● GIVEN EXERCISE: Keep only those lines of the records that include the string "innemen".

------------------------

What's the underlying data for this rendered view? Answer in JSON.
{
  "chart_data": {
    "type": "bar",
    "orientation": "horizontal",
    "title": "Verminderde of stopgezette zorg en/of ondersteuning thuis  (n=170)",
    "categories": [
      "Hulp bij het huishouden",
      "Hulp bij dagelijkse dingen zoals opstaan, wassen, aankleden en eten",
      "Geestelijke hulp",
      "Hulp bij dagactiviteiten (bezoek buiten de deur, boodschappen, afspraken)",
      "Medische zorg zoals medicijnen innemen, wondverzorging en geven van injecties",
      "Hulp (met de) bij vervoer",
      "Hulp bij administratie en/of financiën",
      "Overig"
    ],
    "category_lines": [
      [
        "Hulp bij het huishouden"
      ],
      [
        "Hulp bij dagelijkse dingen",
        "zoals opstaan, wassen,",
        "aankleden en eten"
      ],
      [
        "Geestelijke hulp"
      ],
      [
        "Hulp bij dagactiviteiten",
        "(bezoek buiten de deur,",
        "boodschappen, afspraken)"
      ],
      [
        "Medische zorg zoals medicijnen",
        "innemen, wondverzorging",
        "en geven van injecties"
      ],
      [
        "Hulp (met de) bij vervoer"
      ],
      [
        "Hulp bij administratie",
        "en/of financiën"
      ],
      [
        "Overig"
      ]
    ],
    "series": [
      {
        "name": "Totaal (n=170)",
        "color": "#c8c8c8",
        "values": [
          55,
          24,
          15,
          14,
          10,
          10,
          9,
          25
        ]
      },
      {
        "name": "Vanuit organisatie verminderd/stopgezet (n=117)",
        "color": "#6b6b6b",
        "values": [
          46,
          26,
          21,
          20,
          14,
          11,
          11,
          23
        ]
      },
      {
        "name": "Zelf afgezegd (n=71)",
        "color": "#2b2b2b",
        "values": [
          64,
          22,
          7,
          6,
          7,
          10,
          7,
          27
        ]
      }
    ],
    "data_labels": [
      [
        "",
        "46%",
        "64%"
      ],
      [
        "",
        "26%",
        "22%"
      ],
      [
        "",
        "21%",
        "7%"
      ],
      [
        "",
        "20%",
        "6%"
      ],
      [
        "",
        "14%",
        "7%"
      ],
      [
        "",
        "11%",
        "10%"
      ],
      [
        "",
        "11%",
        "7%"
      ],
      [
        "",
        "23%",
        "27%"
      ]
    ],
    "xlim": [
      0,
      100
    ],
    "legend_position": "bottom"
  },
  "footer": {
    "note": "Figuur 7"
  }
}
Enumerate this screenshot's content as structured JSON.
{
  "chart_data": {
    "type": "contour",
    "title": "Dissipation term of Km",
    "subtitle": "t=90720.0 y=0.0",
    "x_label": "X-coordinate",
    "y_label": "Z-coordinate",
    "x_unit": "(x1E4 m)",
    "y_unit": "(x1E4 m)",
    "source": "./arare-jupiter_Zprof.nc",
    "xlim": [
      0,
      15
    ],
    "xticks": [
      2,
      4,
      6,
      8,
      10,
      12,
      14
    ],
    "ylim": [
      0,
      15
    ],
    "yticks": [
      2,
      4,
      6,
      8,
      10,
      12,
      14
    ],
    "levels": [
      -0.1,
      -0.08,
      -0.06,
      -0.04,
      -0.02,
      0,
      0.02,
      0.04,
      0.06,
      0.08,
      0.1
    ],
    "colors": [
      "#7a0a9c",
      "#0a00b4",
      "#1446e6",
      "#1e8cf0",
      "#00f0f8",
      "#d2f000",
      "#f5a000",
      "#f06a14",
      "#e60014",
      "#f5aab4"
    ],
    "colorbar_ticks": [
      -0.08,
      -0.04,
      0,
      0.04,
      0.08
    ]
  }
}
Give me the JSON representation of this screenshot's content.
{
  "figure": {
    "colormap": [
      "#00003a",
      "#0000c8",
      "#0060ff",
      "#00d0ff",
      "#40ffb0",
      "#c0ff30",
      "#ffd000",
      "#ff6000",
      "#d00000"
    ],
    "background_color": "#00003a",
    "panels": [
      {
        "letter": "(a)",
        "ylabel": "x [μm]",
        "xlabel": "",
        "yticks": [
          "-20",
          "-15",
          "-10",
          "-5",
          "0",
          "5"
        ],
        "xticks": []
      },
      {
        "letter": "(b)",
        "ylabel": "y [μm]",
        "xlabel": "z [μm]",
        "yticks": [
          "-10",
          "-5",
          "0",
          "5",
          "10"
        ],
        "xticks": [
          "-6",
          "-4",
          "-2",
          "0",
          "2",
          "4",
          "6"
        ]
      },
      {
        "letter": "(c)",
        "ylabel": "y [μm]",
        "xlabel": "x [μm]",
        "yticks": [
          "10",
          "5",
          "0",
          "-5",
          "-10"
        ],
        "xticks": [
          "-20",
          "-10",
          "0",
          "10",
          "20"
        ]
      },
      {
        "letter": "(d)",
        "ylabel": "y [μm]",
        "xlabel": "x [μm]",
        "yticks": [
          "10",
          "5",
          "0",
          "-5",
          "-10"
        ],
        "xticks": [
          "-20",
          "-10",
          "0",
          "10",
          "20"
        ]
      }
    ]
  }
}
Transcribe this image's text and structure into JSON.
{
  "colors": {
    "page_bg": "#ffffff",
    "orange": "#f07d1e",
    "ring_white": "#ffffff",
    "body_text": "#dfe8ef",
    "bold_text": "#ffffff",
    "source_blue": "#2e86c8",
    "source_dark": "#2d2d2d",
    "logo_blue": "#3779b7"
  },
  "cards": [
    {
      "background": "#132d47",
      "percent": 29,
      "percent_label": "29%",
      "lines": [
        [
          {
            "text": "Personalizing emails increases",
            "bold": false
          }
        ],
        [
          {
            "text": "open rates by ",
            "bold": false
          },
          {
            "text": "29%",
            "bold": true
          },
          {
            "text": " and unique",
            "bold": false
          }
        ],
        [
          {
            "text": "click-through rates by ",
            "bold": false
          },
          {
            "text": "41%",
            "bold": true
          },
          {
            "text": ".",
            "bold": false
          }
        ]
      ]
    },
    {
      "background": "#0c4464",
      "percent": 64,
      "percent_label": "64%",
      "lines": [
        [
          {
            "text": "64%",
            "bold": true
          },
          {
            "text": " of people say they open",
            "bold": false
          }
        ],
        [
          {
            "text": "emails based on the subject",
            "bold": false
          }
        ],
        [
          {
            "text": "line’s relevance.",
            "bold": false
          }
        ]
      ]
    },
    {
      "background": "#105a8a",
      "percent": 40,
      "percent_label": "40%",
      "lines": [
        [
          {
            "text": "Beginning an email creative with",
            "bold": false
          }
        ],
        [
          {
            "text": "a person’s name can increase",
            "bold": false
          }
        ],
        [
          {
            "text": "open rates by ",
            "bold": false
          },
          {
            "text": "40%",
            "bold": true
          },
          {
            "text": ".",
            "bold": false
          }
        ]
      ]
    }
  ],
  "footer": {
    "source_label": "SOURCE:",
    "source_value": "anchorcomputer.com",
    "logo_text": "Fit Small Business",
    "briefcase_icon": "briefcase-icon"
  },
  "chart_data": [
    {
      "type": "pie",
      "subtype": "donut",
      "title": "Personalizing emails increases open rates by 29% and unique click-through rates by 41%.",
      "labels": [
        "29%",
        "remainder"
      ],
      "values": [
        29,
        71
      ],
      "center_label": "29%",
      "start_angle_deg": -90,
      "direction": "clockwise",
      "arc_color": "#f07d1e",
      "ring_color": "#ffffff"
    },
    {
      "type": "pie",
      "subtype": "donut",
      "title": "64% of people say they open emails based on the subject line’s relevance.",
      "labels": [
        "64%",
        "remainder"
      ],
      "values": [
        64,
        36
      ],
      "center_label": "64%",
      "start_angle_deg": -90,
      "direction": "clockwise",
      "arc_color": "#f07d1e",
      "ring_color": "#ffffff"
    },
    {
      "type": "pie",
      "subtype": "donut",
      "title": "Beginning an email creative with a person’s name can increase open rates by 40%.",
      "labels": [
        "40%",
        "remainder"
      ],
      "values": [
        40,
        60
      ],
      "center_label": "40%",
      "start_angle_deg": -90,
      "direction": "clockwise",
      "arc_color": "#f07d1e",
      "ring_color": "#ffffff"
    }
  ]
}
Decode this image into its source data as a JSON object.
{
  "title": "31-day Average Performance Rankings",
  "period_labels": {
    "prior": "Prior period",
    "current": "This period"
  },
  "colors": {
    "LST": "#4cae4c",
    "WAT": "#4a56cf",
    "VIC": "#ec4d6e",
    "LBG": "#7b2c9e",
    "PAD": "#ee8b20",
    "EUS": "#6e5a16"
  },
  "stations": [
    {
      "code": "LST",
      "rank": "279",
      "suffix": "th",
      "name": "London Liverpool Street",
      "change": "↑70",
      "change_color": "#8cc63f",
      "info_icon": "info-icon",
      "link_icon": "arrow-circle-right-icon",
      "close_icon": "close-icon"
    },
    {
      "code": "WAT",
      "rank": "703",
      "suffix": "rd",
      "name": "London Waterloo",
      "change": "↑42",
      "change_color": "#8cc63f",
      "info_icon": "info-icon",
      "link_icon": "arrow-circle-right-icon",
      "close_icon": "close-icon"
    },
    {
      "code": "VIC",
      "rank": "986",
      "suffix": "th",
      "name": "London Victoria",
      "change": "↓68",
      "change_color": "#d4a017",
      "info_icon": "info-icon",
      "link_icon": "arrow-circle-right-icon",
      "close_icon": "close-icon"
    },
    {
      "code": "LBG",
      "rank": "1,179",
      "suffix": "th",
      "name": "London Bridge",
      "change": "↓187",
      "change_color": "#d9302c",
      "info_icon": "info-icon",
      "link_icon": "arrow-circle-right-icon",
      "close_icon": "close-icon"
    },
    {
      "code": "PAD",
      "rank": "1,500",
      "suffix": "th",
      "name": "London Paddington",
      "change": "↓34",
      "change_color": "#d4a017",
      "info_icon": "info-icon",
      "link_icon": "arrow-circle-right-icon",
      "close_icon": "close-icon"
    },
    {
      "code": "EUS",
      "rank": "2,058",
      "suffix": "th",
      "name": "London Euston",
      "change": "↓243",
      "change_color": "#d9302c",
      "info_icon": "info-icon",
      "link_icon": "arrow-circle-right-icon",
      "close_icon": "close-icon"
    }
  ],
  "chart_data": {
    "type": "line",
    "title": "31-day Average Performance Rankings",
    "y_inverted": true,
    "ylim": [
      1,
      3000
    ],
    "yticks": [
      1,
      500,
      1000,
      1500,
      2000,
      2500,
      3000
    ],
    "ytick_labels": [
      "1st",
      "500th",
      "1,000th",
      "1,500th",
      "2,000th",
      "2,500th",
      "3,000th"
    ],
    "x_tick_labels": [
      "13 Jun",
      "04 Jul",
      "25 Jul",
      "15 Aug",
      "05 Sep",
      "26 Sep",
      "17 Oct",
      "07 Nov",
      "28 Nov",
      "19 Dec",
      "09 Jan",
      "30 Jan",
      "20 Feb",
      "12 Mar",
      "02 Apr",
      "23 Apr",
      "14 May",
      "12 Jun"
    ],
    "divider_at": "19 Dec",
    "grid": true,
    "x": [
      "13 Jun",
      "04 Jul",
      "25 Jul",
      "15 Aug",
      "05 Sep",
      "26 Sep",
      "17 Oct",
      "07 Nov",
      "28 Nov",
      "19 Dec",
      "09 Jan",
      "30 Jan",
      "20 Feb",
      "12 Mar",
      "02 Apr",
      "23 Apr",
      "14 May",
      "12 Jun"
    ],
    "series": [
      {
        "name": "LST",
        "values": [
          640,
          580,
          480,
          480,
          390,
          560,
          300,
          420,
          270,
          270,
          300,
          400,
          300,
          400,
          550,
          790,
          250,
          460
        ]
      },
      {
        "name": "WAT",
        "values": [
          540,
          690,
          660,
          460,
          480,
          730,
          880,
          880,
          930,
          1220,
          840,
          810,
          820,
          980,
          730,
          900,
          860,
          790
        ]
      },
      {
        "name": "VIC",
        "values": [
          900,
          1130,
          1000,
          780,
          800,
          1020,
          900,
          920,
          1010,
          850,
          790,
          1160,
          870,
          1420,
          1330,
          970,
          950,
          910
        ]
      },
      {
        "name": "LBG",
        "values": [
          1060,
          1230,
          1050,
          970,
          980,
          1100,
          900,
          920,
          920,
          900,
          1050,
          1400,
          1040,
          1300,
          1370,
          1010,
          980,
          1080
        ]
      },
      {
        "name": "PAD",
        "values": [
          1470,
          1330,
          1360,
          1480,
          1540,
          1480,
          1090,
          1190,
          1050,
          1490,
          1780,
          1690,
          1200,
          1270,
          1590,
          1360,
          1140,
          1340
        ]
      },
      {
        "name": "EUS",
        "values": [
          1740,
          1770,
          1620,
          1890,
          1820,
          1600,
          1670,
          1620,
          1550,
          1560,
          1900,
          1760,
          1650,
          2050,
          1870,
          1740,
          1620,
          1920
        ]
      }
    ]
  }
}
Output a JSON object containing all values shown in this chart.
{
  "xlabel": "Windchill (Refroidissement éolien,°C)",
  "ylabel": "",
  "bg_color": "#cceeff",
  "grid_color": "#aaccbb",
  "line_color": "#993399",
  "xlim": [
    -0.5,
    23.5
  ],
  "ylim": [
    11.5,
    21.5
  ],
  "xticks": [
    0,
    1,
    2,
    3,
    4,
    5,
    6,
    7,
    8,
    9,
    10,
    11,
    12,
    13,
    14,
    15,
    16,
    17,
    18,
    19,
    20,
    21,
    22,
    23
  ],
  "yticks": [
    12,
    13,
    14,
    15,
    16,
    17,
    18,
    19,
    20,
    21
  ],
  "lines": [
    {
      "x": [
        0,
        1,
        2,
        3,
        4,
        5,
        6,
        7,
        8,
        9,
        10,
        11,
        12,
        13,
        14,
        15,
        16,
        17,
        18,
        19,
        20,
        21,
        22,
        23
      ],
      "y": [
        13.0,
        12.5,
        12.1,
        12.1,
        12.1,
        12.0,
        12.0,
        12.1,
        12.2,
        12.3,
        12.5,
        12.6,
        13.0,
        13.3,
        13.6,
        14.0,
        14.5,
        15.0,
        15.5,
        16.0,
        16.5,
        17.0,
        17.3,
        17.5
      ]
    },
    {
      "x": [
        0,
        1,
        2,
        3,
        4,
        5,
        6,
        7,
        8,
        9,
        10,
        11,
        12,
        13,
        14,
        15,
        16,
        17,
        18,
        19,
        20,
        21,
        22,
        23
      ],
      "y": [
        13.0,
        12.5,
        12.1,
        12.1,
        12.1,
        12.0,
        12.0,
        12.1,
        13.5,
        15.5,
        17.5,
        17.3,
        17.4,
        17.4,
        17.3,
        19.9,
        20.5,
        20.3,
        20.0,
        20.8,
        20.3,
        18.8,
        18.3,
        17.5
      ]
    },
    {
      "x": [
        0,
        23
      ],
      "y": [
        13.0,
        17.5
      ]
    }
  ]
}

------------------------

● ANSWER TO THE EXERCISE:
      "Medische zorg zoals medicijnen innemen, wondverzorging en geven van injecties",
        "innemen, wondverzorging",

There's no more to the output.